**** Text for analysis
Discussion and Conclusions
Providers completing routine discharge planning do not consistently communicate with outpatient providers (
13–
15), even though such communication is considered a standard of care. Our findings suggest that these communications may be particularly important for patients who were not attending outpatient care in the month prior to admission. In these instances, this communication may provide opportunities to help coordinate outpatient care with providers who may not be familiar with the patient’s treatment plan and the circumstances surrounding the inpatient admission. After the analyses were controlled for several potentially confounding variables, these communications were significantly associated with patient attendance at outpatient mental health follow-up care.
Limitations of this study included its small sample size, focus on only two hospitals, and the inability to measure some patient, hospital, and service system factors that may influence entering outpatient treatment after inpatient discharge. Obtaining collateral clinical information from previous providers may be nothing more than a surrogate marker for more skilled providers, better staffing of treatment teams, more cooperative patients, greater family involvement, or other factors. We also could not establish whether lack of communication reflected unavailability of providers at certain times or across certain geographic areas. Future research is needed to clarify the impact of these factors on care transitions.
Further research is also needed for hospital quality assurance programs, such as the Centers for Medicare and Medicaid Services’ Inpatient Psychiatric Facility Quality Reporting Program. Identifying specific practices, such as communication with providers, which are most likely to improve patient outcomes, can inform selection of measures for these programs and ensure meaningful incentives. The findings reported herein suggest that encouraging hospital staff to communicate with prior outpatient providers is particularly important for individuals in the precarious position of being asked to enter outpatient treatment with a provider with whom they have no recent familiarity. Staff who contact outpatient providers may also be more likely to work with patients in ways that encourage successful transition to outpatient care following discharge.
********
**** Records supplied
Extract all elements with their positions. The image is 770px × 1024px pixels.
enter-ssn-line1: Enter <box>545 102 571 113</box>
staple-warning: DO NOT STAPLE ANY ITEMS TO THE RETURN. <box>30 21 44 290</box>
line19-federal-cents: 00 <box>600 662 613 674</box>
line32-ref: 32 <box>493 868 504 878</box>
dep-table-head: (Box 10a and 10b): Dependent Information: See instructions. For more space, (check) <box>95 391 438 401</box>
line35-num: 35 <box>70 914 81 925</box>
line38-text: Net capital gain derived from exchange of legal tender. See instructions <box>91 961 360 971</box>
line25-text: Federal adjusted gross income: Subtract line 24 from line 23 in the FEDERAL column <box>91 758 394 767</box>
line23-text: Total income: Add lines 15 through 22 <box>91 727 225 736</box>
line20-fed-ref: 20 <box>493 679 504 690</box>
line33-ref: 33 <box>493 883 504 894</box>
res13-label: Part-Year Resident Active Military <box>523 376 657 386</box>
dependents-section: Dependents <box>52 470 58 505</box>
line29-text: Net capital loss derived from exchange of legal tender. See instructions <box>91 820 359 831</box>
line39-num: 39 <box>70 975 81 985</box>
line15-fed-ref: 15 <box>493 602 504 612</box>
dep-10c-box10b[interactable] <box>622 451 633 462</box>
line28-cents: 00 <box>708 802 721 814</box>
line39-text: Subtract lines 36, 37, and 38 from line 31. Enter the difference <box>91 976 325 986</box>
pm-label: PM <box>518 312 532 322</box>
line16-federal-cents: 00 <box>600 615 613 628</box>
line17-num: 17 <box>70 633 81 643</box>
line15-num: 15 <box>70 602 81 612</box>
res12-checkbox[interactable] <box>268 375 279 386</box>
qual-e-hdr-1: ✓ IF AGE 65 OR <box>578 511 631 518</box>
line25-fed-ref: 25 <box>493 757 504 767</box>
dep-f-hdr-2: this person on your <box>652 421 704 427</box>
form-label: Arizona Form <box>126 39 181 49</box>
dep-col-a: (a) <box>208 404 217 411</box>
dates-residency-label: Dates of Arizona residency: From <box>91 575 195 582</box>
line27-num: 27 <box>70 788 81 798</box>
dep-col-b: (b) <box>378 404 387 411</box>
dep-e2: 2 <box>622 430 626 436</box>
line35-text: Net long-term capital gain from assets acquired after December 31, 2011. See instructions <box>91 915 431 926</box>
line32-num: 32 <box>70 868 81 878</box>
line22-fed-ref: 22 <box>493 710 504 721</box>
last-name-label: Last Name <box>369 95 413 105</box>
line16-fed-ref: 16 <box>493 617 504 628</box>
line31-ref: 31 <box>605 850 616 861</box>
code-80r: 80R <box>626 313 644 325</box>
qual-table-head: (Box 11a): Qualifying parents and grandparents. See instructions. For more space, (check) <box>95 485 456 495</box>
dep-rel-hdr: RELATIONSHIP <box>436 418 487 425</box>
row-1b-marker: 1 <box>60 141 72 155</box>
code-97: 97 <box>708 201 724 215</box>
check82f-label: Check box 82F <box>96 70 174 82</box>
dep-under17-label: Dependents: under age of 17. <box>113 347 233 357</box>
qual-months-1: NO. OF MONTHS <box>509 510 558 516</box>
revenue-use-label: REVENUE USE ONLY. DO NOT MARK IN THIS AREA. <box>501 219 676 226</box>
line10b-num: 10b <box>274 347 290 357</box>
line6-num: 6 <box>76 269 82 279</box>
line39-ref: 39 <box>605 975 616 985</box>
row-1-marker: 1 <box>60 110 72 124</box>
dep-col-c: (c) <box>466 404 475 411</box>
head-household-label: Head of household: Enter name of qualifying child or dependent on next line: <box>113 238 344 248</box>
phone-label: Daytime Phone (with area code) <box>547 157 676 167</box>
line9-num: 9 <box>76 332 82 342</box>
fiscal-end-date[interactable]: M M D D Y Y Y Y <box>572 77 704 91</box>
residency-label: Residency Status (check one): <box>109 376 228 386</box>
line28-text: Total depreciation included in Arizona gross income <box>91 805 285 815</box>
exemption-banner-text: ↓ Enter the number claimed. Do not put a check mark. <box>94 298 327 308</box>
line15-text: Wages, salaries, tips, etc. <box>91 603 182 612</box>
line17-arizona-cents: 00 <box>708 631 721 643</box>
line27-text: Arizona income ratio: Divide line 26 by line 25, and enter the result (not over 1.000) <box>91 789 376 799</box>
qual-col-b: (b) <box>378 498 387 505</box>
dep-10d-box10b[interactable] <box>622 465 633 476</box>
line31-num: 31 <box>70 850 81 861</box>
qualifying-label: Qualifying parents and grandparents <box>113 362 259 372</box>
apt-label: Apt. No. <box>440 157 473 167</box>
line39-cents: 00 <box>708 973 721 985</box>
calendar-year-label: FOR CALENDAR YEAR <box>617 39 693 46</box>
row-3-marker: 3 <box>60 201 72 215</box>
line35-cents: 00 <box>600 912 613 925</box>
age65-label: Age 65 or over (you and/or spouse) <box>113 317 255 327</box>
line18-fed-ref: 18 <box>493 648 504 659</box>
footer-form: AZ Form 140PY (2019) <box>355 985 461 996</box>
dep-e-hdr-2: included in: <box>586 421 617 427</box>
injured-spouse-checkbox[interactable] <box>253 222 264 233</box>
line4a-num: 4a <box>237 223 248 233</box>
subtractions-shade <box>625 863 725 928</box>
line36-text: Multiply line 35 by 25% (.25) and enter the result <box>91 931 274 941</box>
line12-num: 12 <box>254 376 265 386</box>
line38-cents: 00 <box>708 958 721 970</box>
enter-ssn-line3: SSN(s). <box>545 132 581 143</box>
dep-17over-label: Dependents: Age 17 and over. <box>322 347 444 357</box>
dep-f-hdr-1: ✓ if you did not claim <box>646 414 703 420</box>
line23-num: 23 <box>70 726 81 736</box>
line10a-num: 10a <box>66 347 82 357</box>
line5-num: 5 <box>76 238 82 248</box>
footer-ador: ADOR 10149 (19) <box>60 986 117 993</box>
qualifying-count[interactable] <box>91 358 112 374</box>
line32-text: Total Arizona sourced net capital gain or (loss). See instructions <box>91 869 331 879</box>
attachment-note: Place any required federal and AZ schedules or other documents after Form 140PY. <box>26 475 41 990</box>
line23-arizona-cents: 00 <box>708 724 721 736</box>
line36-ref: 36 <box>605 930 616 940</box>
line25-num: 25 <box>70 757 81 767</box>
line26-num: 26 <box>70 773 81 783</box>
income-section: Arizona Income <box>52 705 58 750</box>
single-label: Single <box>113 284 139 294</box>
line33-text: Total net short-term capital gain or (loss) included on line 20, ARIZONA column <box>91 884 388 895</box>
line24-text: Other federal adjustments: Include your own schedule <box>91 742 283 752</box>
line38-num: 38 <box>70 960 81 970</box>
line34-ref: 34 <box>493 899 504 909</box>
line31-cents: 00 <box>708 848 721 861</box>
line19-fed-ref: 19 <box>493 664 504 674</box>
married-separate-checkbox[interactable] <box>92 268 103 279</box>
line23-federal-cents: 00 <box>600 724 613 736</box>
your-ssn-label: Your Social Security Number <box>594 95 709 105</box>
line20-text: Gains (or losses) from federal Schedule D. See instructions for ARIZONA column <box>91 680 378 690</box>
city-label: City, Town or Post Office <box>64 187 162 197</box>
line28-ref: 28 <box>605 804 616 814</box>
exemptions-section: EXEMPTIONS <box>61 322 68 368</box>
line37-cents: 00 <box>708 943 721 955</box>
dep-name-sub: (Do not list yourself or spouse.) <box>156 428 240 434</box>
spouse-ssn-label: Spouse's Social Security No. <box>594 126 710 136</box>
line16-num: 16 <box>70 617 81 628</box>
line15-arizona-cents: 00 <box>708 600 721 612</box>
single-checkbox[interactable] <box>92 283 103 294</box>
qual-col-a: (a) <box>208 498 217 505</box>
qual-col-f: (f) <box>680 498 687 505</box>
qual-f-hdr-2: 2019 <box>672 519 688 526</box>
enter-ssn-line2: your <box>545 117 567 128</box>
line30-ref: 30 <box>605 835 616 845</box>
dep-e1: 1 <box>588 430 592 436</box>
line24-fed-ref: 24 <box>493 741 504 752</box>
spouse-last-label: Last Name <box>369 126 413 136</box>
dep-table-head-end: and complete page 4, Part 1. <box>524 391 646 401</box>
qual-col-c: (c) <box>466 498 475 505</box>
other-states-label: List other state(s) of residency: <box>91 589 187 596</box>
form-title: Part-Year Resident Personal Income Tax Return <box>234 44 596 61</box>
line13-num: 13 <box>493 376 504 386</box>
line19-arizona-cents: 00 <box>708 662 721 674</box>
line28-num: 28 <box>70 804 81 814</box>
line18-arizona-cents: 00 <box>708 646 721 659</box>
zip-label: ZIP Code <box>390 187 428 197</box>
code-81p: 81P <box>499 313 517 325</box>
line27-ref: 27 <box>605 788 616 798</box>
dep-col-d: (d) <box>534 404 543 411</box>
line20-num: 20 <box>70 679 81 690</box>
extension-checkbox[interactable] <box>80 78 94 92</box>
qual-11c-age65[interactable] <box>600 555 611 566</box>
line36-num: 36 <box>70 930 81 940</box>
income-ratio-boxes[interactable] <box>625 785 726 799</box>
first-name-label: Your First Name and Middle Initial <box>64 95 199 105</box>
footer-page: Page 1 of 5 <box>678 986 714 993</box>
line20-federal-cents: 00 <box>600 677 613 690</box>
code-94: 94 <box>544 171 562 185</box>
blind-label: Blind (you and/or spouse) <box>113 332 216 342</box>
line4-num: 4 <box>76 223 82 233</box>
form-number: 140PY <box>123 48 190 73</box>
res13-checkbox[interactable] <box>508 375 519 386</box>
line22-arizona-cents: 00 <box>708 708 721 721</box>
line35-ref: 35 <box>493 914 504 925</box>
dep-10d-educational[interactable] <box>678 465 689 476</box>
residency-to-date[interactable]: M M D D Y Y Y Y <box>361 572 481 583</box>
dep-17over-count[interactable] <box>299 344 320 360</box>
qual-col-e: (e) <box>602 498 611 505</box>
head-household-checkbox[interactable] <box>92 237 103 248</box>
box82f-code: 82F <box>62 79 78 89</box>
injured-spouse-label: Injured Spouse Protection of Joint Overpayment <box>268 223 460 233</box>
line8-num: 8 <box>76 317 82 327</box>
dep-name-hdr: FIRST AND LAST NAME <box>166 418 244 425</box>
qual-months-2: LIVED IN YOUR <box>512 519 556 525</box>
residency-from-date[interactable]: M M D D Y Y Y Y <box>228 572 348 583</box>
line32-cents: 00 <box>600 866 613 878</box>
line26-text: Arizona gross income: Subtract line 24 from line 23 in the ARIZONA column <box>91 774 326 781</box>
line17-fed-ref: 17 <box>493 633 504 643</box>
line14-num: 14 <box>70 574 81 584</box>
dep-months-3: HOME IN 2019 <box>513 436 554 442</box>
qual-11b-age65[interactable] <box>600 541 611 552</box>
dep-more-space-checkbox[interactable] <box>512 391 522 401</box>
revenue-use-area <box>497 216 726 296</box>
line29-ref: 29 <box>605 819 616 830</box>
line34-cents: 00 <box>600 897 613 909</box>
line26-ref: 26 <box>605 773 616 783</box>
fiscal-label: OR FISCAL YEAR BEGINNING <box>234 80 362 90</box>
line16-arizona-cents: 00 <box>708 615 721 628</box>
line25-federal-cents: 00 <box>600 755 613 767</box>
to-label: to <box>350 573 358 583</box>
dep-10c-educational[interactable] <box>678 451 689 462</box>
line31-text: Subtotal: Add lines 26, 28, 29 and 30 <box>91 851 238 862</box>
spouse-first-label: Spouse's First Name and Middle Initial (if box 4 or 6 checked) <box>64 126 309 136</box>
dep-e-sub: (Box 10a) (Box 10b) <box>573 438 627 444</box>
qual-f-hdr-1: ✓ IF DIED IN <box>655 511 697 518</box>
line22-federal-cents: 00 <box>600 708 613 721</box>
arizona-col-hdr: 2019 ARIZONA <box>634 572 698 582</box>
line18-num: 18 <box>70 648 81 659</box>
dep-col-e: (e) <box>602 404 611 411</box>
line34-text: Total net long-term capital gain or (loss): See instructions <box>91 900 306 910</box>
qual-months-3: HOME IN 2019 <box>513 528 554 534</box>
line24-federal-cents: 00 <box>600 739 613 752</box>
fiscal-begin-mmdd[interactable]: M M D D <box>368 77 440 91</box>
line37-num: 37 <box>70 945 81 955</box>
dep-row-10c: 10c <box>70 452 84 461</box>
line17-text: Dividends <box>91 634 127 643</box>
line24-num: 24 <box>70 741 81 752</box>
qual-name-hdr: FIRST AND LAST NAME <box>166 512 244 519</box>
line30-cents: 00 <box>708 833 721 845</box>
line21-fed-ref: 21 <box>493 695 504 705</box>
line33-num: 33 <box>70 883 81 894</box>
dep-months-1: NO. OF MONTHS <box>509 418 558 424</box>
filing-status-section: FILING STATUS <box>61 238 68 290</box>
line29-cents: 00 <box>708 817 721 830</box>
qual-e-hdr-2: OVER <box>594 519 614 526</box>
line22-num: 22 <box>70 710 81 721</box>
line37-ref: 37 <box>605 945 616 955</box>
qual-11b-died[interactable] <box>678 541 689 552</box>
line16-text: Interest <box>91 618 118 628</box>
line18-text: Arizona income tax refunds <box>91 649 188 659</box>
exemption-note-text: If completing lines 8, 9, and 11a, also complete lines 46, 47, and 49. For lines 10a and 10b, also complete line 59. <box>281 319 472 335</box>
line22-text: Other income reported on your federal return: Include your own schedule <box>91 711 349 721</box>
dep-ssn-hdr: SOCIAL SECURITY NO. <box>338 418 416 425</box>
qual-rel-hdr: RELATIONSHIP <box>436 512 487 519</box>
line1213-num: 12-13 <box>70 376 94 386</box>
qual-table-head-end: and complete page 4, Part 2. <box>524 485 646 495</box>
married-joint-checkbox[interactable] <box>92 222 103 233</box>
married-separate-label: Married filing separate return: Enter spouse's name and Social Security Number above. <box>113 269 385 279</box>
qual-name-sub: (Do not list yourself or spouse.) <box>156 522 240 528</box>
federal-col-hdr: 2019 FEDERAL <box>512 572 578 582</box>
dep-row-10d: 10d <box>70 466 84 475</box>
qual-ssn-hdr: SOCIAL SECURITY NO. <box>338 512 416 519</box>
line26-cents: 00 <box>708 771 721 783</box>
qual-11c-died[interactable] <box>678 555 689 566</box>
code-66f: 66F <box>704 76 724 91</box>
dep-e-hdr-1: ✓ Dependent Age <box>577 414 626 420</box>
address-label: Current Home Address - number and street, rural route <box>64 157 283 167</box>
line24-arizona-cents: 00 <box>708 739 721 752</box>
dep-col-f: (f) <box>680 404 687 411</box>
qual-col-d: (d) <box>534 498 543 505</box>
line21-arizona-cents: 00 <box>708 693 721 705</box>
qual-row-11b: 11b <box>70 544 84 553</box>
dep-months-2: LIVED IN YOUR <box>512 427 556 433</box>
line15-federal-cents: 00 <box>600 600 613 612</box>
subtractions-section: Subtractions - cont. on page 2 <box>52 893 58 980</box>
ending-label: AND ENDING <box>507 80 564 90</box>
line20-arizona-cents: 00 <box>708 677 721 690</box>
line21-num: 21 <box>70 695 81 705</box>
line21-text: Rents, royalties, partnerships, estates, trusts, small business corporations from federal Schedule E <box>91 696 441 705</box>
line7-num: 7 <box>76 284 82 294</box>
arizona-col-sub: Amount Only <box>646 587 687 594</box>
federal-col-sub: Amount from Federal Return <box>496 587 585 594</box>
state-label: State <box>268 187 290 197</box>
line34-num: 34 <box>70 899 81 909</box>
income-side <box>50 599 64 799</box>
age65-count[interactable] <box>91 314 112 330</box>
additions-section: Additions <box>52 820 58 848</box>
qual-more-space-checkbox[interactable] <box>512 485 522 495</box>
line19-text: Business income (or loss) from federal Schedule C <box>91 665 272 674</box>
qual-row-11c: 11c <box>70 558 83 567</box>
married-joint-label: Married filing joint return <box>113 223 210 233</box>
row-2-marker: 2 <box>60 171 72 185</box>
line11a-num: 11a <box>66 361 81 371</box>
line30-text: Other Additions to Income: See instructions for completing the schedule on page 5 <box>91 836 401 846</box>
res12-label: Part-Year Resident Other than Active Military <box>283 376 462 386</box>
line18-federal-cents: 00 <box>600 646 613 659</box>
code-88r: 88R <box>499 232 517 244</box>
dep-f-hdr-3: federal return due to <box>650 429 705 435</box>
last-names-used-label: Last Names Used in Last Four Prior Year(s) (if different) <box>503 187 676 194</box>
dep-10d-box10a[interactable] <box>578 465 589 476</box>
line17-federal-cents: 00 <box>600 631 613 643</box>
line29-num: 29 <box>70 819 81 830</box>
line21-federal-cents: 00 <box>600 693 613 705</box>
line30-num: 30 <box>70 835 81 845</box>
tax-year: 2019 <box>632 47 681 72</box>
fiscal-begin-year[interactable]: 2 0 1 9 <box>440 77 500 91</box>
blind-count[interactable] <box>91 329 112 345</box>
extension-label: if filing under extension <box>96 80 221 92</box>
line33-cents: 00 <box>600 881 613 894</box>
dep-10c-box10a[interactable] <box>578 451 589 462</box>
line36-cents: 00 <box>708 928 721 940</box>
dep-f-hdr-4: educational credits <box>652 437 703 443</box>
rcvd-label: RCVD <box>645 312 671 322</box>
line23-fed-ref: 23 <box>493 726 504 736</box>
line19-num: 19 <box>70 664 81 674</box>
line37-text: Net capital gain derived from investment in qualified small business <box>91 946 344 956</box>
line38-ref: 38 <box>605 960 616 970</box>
********
Which hospital quality reporting program does the discussion and conclusions passage name as an example of a quality assurance program?

The Centers for Medicare and Medicaid Services’ Inpatient Psychiatric Facility Quality Reporting Program.